◆ EXERCISE GOAL: Rewrite all of the items below, swapping every "file-row" for "list-row" and changing nothing else. Leave out the pictures.

◆ DATA RECORDS:
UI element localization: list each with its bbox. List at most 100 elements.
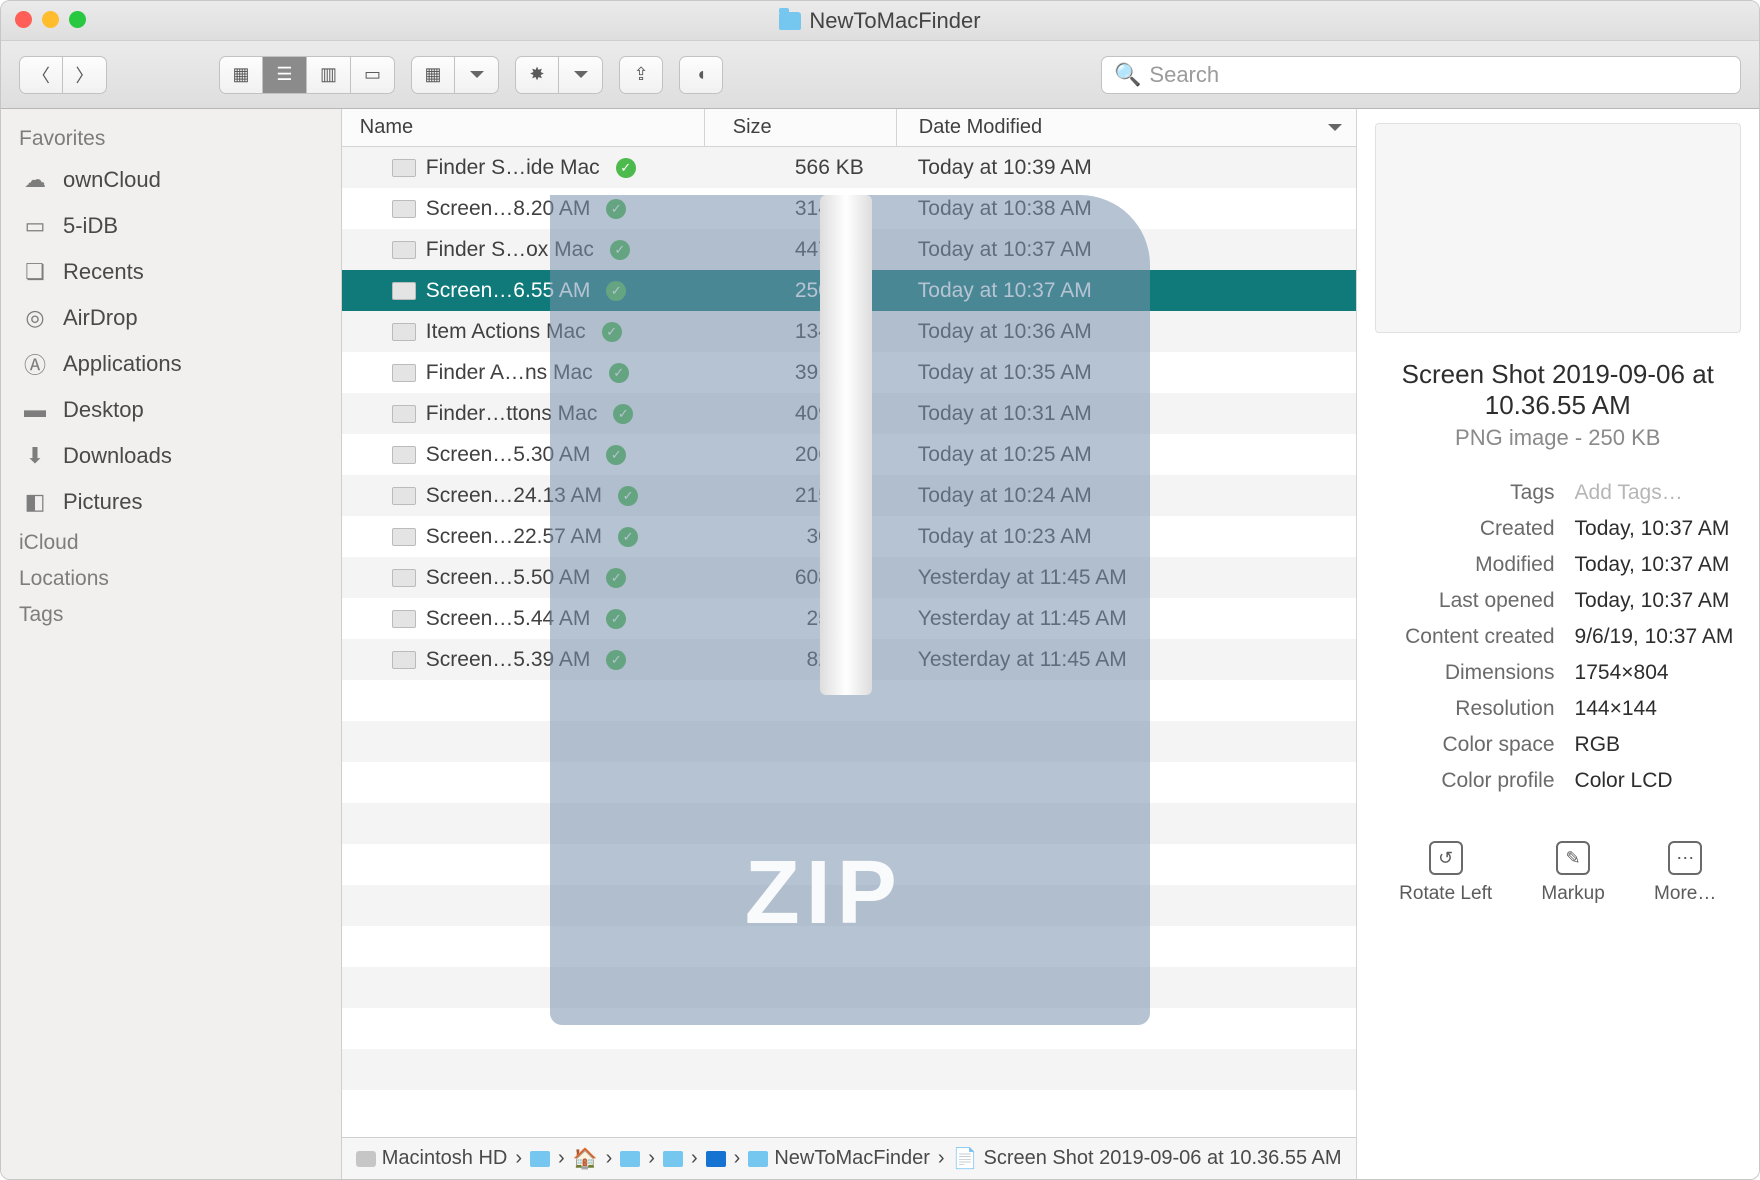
column-date[interactable]: Date Modified (896, 109, 1356, 146)
sidebar-item-icon: ▭ (21, 215, 49, 237)
sidebar-item[interactable]: ▭5-iDB (1, 203, 341, 249)
forward-button[interactable]: 〉 (63, 56, 107, 94)
file-row[interactable]: Screen…6.55 AM✓250 KBToday at 10:37 AM (342, 270, 1356, 311)
file-size: 409 KB (704, 402, 896, 426)
file-row[interactable]: Finder S…ox Mac✓447 KBToday at 10:37 AM (342, 229, 1356, 270)
tool-icon: ↺ (1429, 841, 1463, 875)
toolbar: 〈 〉 ▦ ☰ ▥ ▭ ▦ ✸ ⇪ ◖ 🔍 Search (1, 41, 1759, 109)
file-size: 447 KB (704, 238, 896, 262)
file-size: 82 KB (704, 648, 896, 672)
sidebar-item[interactable]: ⬇Downloads (1, 433, 341, 479)
sync-check-icon: ✓ (606, 609, 626, 629)
file-icon (392, 405, 416, 423)
empty-row (342, 721, 1356, 762)
file-icon (392, 364, 416, 382)
column-view-button[interactable]: ▥ (307, 56, 351, 94)
sidebar-item-label: ownCloud (63, 167, 161, 193)
sync-check-icon: ✓ (613, 404, 633, 424)
sidebar-item-icon: ❏ (21, 261, 49, 283)
path-segment[interactable] (706, 1151, 726, 1167)
preview-title: Screen Shot 2019-09-06 at 10.36.55 AM (1375, 359, 1741, 421)
file-row[interactable]: Finder…ttons Mac✓409 KBToday at 10:31 AM (342, 393, 1356, 434)
preview-subtitle: PNG image - 250 KB (1375, 425, 1741, 451)
sidebar-item[interactable]: ⒶApplications (1, 341, 341, 387)
file-name: Screen…5.39 AM (426, 648, 591, 672)
tag-button[interactable]: ◖ (679, 56, 723, 94)
group-by-button[interactable]: ▦ (411, 56, 499, 94)
sidebar-item[interactable]: ◎AirDrop (1, 295, 341, 341)
path-segment[interactable] (530, 1151, 550, 1167)
file-row[interactable]: Screen…5.44 AM✓25 KBYesterday at 11:45 A… (342, 598, 1356, 639)
file-row[interactable]: Screen…5.50 AM✓608 KBYesterday at 11:45 … (342, 557, 1356, 598)
file-date: Yesterday at 11:45 AM (896, 566, 1356, 590)
path-segment[interactable]: 🏠 (573, 1146, 598, 1171)
sync-check-icon: ✓ (618, 486, 638, 506)
preview-metadata-row: ModifiedToday, 10:37 AM (1375, 547, 1741, 583)
file-date: Today at 10:24 AM (896, 484, 1356, 508)
column-name[interactable]: Name (342, 116, 704, 139)
file-size: 250 KB (704, 279, 896, 303)
preview-tags[interactable]: Tags Add Tags… (1375, 475, 1741, 511)
preview-tool[interactable]: ⋯More… (1654, 841, 1716, 905)
icon-view-button[interactable]: ▦ (219, 56, 263, 94)
path-segment[interactable]: Macintosh HD (356, 1147, 508, 1170)
path-segment[interactable] (620, 1151, 640, 1167)
path-label: Screen Shot 2019-09-06 at 10.36.55 AM (984, 1147, 1342, 1170)
preview-metadata-row: Content created9/6/19, 10:37 AM (1375, 619, 1741, 655)
preview-tool[interactable]: ✎Markup (1541, 841, 1604, 905)
column-size[interactable]: Size (704, 109, 896, 146)
path-icon (620, 1151, 640, 1167)
path-segment[interactable] (663, 1151, 683, 1167)
share-button[interactable]: ⇪ (619, 56, 663, 94)
sidebar-item-icon: Ⓐ (21, 353, 49, 375)
gallery-view-button[interactable]: ▭ (351, 56, 395, 94)
file-row[interactable]: Finder S…ide Mac✓566 KBToday at 10:39 AM (342, 147, 1356, 188)
file-date: Yesterday at 11:45 AM (896, 607, 1356, 631)
file-row[interactable]: Item Actions Mac✓134 KBToday at 10:36 AM (342, 311, 1356, 352)
sidebar-item[interactable]: ❏ Recents (1, 249, 341, 295)
traffic-lights (15, 11, 86, 28)
file-date: Today at 10:25 AM (896, 443, 1356, 467)
file-icon (392, 651, 416, 669)
file-row[interactable]: Screen…22.57 AM✓30 KBToday at 10:23 AM (342, 516, 1356, 557)
maximize-icon[interactable] (69, 11, 86, 28)
search-icon: 🔍 (1114, 62, 1141, 88)
file-row[interactable]: Screen…8.20 AM✓314 KBToday at 10:38 AM (342, 188, 1356, 229)
file-size: 608 KB (704, 566, 896, 590)
sync-check-icon: ✓ (606, 281, 626, 301)
file-size: 566 KB (704, 156, 896, 180)
sync-check-icon: ✓ (606, 199, 626, 219)
sync-check-icon: ✓ (602, 322, 622, 342)
sync-check-icon: ✓ (606, 568, 626, 588)
file-row[interactable]: Finder A…ns Mac✓391 KBToday at 10:35 AM (342, 352, 1356, 393)
minimize-icon[interactable] (42, 11, 59, 28)
sidebar-item[interactable]: ▬Desktop (1, 387, 341, 433)
action-button[interactable]: ✸ (515, 56, 603, 94)
path-separator: › (938, 1147, 945, 1170)
empty-row (342, 680, 1356, 721)
path-segment[interactable]: 📄Screen Shot 2019-09-06 at 10.36.55 AM (953, 1146, 1342, 1171)
preview-tool[interactable]: ↺Rotate Left (1399, 841, 1492, 905)
back-button[interactable]: 〈 (19, 56, 63, 94)
file-size: 206 KB (704, 443, 896, 467)
search-field[interactable]: 🔍 Search (1101, 56, 1741, 94)
path-segment[interactable]: NewToMacFinder (748, 1147, 930, 1170)
sidebar-item-label: Recents (63, 259, 144, 285)
window-title: NewToMacFinder (779, 8, 980, 34)
file-date: Today at 10:35 AM (896, 361, 1356, 385)
file-icon (392, 323, 416, 341)
file-row[interactable]: Screen…5.30 AM✓206 KBToday at 10:25 AM (342, 434, 1356, 475)
file-row[interactable]: Screen…24.13 AM✓215 KBToday at 10:24 AM (342, 475, 1356, 516)
close-icon[interactable] (15, 11, 32, 28)
sidebar-item-icon: ◎ (21, 307, 49, 329)
sidebar-item[interactable]: ☁ownCloud (1, 157, 341, 203)
preview-metadata-row: Last openedToday, 10:37 AM (1375, 583, 1741, 619)
sidebar-item-icon: ◧ (21, 491, 49, 513)
file-name: Screen…24.13 AM (426, 484, 602, 508)
file-row[interactable]: Screen…5.39 AM✓82 KBYesterday at 11:45 A… (342, 639, 1356, 680)
list-view-button[interactable]: ☰ (263, 56, 307, 94)
sidebar-item[interactable]: ◧Pictures (1, 479, 341, 525)
file-name: Screen…8.20 AM (426, 197, 591, 221)
sidebar-item-icon: ▬ (21, 399, 49, 421)
preview-pane: Screen Shot 2019-09-06 at 10.36.55 AM PN… (1356, 109, 1759, 1179)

◆ RESULT BELOW:
UI element localization: list each with its bbox. List at most 100 elements.
column-date[interactable]: Date Modified (896, 109, 1356, 146)
sidebar-item-icon: ▭ (21, 215, 49, 237)
sidebar-item[interactable]: ▭5-iDB (1, 203, 341, 249)
forward-button[interactable]: 〉 (63, 56, 107, 94)
list-row[interactable]: Screen…6.55 AM✓250 KBToday at 10:37 AM (342, 270, 1356, 311)
file-size: 409 KB (704, 402, 896, 426)
list-row[interactable]: Finder S…ox Mac✓447 KBToday at 10:37 AM (342, 229, 1356, 270)
tool-icon: ↺ (1429, 841, 1463, 875)
toolbar: 〈 〉 ▦ ☰ ▥ ▭ ▦ ✸ ⇪ ◖ 🔍 Search (1, 41, 1759, 109)
file-size: 447 KB (704, 238, 896, 262)
file-size: 82 KB (704, 648, 896, 672)
sidebar-item[interactable]: ⬇Downloads (1, 433, 341, 479)
sync-check-icon: ✓ (606, 609, 626, 629)
file-icon (392, 405, 416, 423)
empty-row (342, 721, 1356, 762)
file-icon (392, 364, 416, 382)
column-view-button[interactable]: ▥ (307, 56, 351, 94)
sidebar-item-label: ownCloud (63, 167, 161, 193)
sync-check-icon: ✓ (613, 404, 633, 424)
sidebar-item-icon: ❏ (21, 261, 49, 283)
path-segment[interactable] (706, 1151, 726, 1167)
preview-title: Screen Shot 2019-09-06 at 10.36.55 AM (1375, 359, 1741, 421)
list-row[interactable]: Finder…ttons Mac✓409 KBToday at 10:31 AM (342, 393, 1356, 434)
preview-subtitle: PNG image - 250 KB (1375, 425, 1741, 451)
sidebar-item[interactable]: ⒶApplications (1, 341, 341, 387)
file-name: Screen…5.39 AM (426, 648, 591, 672)
tag-button[interactable]: ◖ (679, 56, 723, 94)
group-by-button[interactable]: ▦ (411, 56, 499, 94)
sidebar-item[interactable]: ◎AirDrop (1, 295, 341, 341)
path-segment[interactable] (530, 1151, 550, 1167)
list-row[interactable]: Screen…5.44 AM✓25 KBYesterday at 11:45 A… (342, 598, 1356, 639)
list-row[interactable]: Screen…5.50 AM✓608 KBYesterday at 11:45 … (342, 557, 1356, 598)
file-date: Yesterday at 11:45 AM (896, 566, 1356, 590)
path-segment[interactable]: 🏠 (573, 1146, 598, 1171)
sync-check-icon: ✓ (618, 486, 638, 506)
preview-metadata-row: ModifiedToday, 10:37 AM (1375, 547, 1741, 583)
file-date: Today at 10:24 AM (896, 484, 1356, 508)
column-name[interactable]: Name (342, 116, 704, 139)
file-size: 250 KB (704, 279, 896, 303)
preview-tags[interactable]: Tags Add Tags… (1375, 475, 1741, 511)
preview-tool[interactable]: ⋯More… (1654, 841, 1716, 905)
icon-view-button[interactable]: ▦ (219, 56, 263, 94)
path-segment[interactable]: Macintosh HD (356, 1147, 508, 1170)
path-segment[interactable] (620, 1151, 640, 1167)
path-label: Screen Shot 2019-09-06 at 10.36.55 AM (984, 1147, 1342, 1170)
preview-metadata-row: Content created9/6/19, 10:37 AM (1375, 619, 1741, 655)
preview-tool[interactable]: ✎Markup (1541, 841, 1604, 905)
column-size[interactable]: Size (704, 109, 896, 146)
path-icon (620, 1151, 640, 1167)
path-segment[interactable] (663, 1151, 683, 1167)
share-button[interactable]: ⇪ (619, 56, 663, 94)
sidebar-item-icon: Ⓐ (21, 353, 49, 375)
gallery-view-button[interactable]: ▭ (351, 56, 395, 94)
list-row[interactable]: Finder S…ide Mac✓566 KBToday at 10:39 AM (342, 147, 1356, 188)
file-date: Yesterday at 11:45 AM (896, 607, 1356, 631)
list-row[interactable]: Item Actions Mac✓134 KBToday at 10:36 AM (342, 311, 1356, 352)
sidebar-item[interactable]: ❏ Recents (1, 249, 341, 295)
traffic-lights (15, 11, 86, 28)
file-date: Today at 10:25 AM (896, 443, 1356, 467)
file-icon (392, 651, 416, 669)
list-row[interactable]: Screen…22.57 AM✓30 KBToday at 10:23 AM (342, 516, 1356, 557)
maximize-icon[interactable] (69, 11, 86, 28)
search-icon: 🔍 (1114, 62, 1141, 88)
list-row[interactable]: Screen…8.20 AM✓314 KBToday at 10:38 AM (342, 188, 1356, 229)
file-size: 608 KB (704, 566, 896, 590)
sync-check-icon: ✓ (606, 281, 626, 301)
file-size: 566 KB (704, 156, 896, 180)
sync-check-icon: ✓ (606, 199, 626, 219)
sync-check-icon: ✓ (602, 322, 622, 342)
sync-check-icon: ✓ (606, 568, 626, 588)
list-row[interactable]: Finder A…ns Mac✓391 KBToday at 10:35 AM (342, 352, 1356, 393)
minimize-icon[interactable] (42, 11, 59, 28)
sidebar-item[interactable]: ▬Desktop (1, 387, 341, 433)
action-button[interactable]: ✸ (515, 56, 603, 94)
path-separator: › (938, 1147, 945, 1170)
empty-row (342, 680, 1356, 721)
path-segment[interactable]: 📄Screen Shot 2019-09-06 at 10.36.55 AM (953, 1146, 1342, 1171)
preview-tool[interactable]: ↺Rotate Left (1399, 841, 1492, 905)
back-button[interactable]: 〈 (19, 56, 63, 94)
file-size: 206 KB (704, 443, 896, 467)
search-field[interactable]: 🔍 Search (1101, 56, 1741, 94)
path-segment[interactable]: NewToMacFinder (748, 1147, 930, 1170)
sidebar-item-label: Recents (63, 259, 144, 285)
window-title: NewToMacFinder (779, 8, 980, 34)
file-date: Today at 10:35 AM (896, 361, 1356, 385)
file-icon (392, 323, 416, 341)
list-row[interactable]: Screen…5.30 AM✓206 KBToday at 10:25 AM (342, 434, 1356, 475)
list-row[interactable]: Screen…24.13 AM✓215 KBToday at 10:24 AM (342, 475, 1356, 516)
close-icon[interactable] (15, 11, 32, 28)
sidebar-item-icon: ◎ (21, 307, 49, 329)
sidebar-item[interactable]: ☁ownCloud (1, 157, 341, 203)
preview-metadata-row: Last openedToday, 10:37 AM (1375, 583, 1741, 619)
sidebar-item-icon: ◧ (21, 491, 49, 513)
file-name: Screen…24.13 AM (426, 484, 602, 508)
list-row[interactable]: Screen…5.39 AM✓82 KBYesterday at 11:45 A… (342, 639, 1356, 680)
list-view-button[interactable]: ☰ (263, 56, 307, 94)
sidebar-item[interactable]: ◧Pictures (1, 479, 341, 525)
file-name: Screen…8.20 AM (426, 197, 591, 221)
sidebar-item-icon: ▬ (21, 399, 49, 421)
preview-pane: Screen Shot 2019-09-06 at 10.36.55 AM PN… (1356, 109, 1759, 1179)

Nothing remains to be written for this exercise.